***** TASK MATERIAL
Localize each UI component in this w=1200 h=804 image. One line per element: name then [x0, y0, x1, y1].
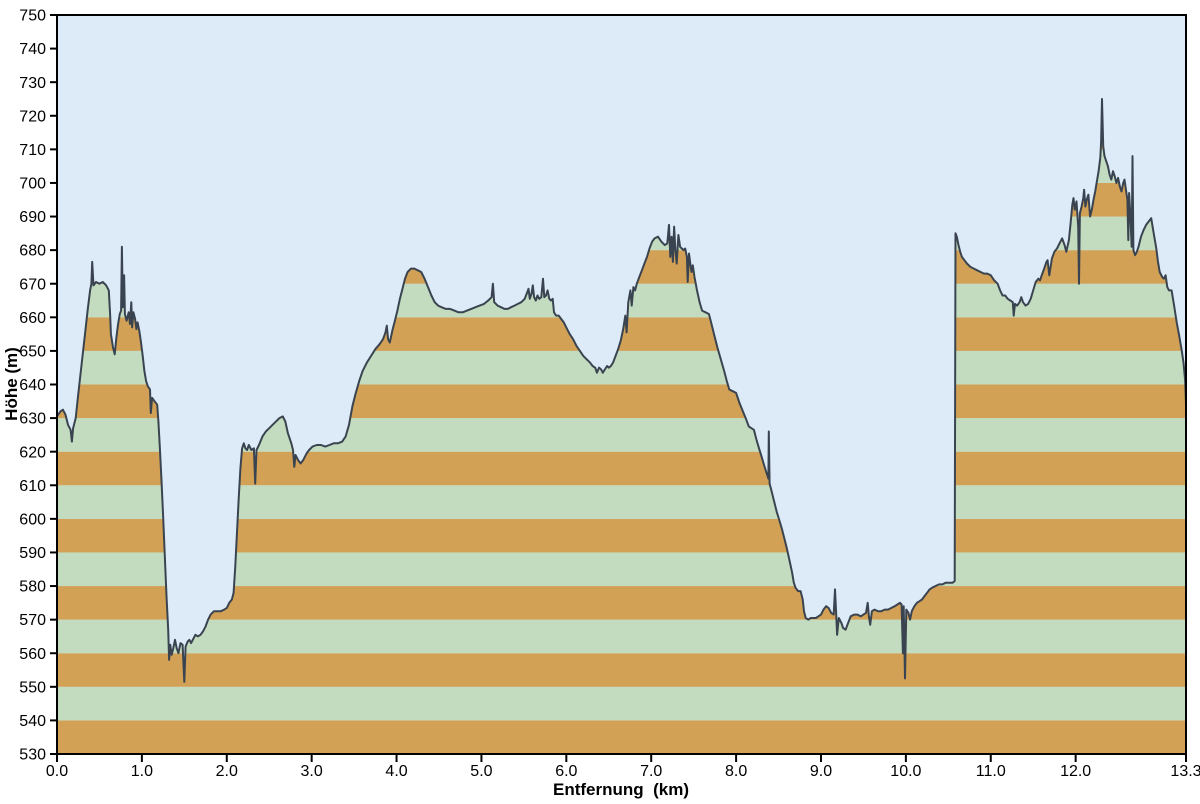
- y-tick-label: 600: [19, 511, 46, 528]
- y-tick-label: 630: [19, 411, 46, 428]
- stripe-band: [57, 451, 1186, 486]
- y-tick-label: 580: [19, 579, 46, 596]
- x-tick-label: 13.3: [1170, 763, 1200, 780]
- y-tick-label: 740: [19, 41, 46, 58]
- x-tick-label: 8.0: [725, 763, 747, 780]
- y-tick-label: 540: [19, 713, 46, 730]
- plot-border: [56, 14, 1187, 755]
- stripe-band: [57, 720, 1186, 754]
- y-tick-label: 610: [19, 478, 46, 495]
- stripe-band: [57, 619, 1186, 654]
- stripe-band: [57, 686, 1186, 721]
- stripe-band: [57, 552, 1186, 587]
- y-tick-label: 640: [19, 377, 46, 394]
- x-axis-title: Entfernung (km): [553, 780, 689, 799]
- y-tick-label: 570: [19, 612, 46, 629]
- stripe-band: [57, 518, 1186, 553]
- stripe-band: [57, 586, 1186, 620]
- y-tick-label: 700: [19, 176, 46, 193]
- x-tick-label: 6.0: [555, 763, 577, 780]
- x-tick-label: 5.0: [470, 763, 492, 780]
- profile-line: [56, 98, 1187, 683]
- y-axis-title: Höhe (m): [2, 347, 21, 421]
- y-tick-label: 530: [19, 747, 46, 764]
- y-tick-label: 660: [19, 310, 46, 327]
- y-tick-label: 590: [19, 545, 46, 562]
- x-tick-label: 10.0: [890, 763, 921, 780]
- y-tick-label: 730: [19, 75, 46, 92]
- x-tick-label: 9.0: [810, 763, 832, 780]
- y-tick-label: 560: [19, 646, 46, 663]
- y-tick-label: 720: [19, 108, 46, 125]
- stripe-band: [57, 653, 1186, 687]
- y-tick-label: 680: [19, 243, 46, 260]
- y-tick-label: 650: [19, 344, 46, 361]
- x-tick-label: 0.0: [46, 763, 68, 780]
- x-tick-label: 1.0: [131, 763, 153, 780]
- y-tick-label: 750: [19, 8, 46, 25]
- x-tick-label: 7.0: [640, 763, 662, 780]
- y-tick-label: 690: [19, 209, 46, 226]
- x-tick-label: 12.0: [1060, 763, 1091, 780]
- stripe-band: [57, 485, 1186, 519]
- x-tick-label: 11.0: [976, 763, 1006, 780]
- x-tick-label: 3.0: [301, 763, 323, 780]
- y-tick-label: 710: [19, 142, 46, 159]
- x-tick-label: 2.0: [216, 763, 238, 780]
- x-tick-label: 4.0: [385, 763, 407, 780]
- y-tick-label: 550: [19, 679, 46, 696]
- y-tick-label: 620: [19, 444, 46, 461]
- y-tick-label: 670: [19, 276, 46, 293]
**********
Copy the records above word for word, leaving out the pictures.

Localize each UI component in this w=1200 h=804 image. One line per element: name then [x0, y0, x1, y1].
- y-tick-label: 600: [19, 511, 46, 528]
- y-tick-label: 630: [19, 411, 46, 428]
- stripe-band: [57, 451, 1186, 486]
- y-tick-label: 580: [19, 579, 46, 596]
- x-tick-label: 13.3: [1170, 763, 1200, 780]
- y-tick-label: 740: [19, 41, 46, 58]
- x-tick-label: 8.0: [725, 763, 747, 780]
- y-tick-label: 540: [19, 713, 46, 730]
- plot-border: [56, 14, 1187, 755]
- stripe-band: [57, 720, 1186, 754]
- y-tick-label: 610: [19, 478, 46, 495]
- stripe-band: [57, 619, 1186, 654]
- stripe-band: [57, 686, 1186, 721]
- stripe-band: [57, 552, 1186, 587]
- y-tick-label: 640: [19, 377, 46, 394]
- x-axis-title: Entfernung (km): [553, 780, 689, 799]
- y-tick-label: 570: [19, 612, 46, 629]
- stripe-band: [57, 518, 1186, 553]
- stripe-band: [57, 586, 1186, 620]
- y-tick-label: 700: [19, 176, 46, 193]
- x-tick-label: 6.0: [555, 763, 577, 780]
- x-tick-label: 5.0: [470, 763, 492, 780]
- profile-line: [56, 98, 1187, 683]
- y-axis-title: Höhe (m): [2, 347, 21, 421]
- y-tick-label: 530: [19, 747, 46, 764]
- y-tick-label: 660: [19, 310, 46, 327]
- y-tick-label: 590: [19, 545, 46, 562]
- x-tick-label: 10.0: [890, 763, 921, 780]
- y-tick-label: 730: [19, 75, 46, 92]
- x-tick-label: 9.0: [810, 763, 832, 780]
- y-tick-label: 560: [19, 646, 46, 663]
- y-tick-label: 720: [19, 108, 46, 125]
- stripe-band: [57, 653, 1186, 687]
- y-tick-label: 680: [19, 243, 46, 260]
- y-tick-label: 650: [19, 344, 46, 361]
- x-tick-label: 0.0: [46, 763, 68, 780]
- x-tick-label: 1.0: [131, 763, 153, 780]
- y-tick-label: 750: [19, 8, 46, 25]
- x-tick-label: 7.0: [640, 763, 662, 780]
- y-tick-label: 690: [19, 209, 46, 226]
- x-tick-label: 12.0: [1060, 763, 1091, 780]
- stripe-band: [57, 485, 1186, 519]
- x-tick-label: 11.0: [976, 763, 1006, 780]
- x-tick-label: 3.0: [301, 763, 323, 780]
- y-tick-label: 710: [19, 142, 46, 159]
- x-tick-label: 2.0: [216, 763, 238, 780]
- x-tick-label: 4.0: [385, 763, 407, 780]
- y-tick-label: 550: [19, 679, 46, 696]
- y-tick-label: 620: [19, 444, 46, 461]
- y-tick-label: 670: [19, 276, 46, 293]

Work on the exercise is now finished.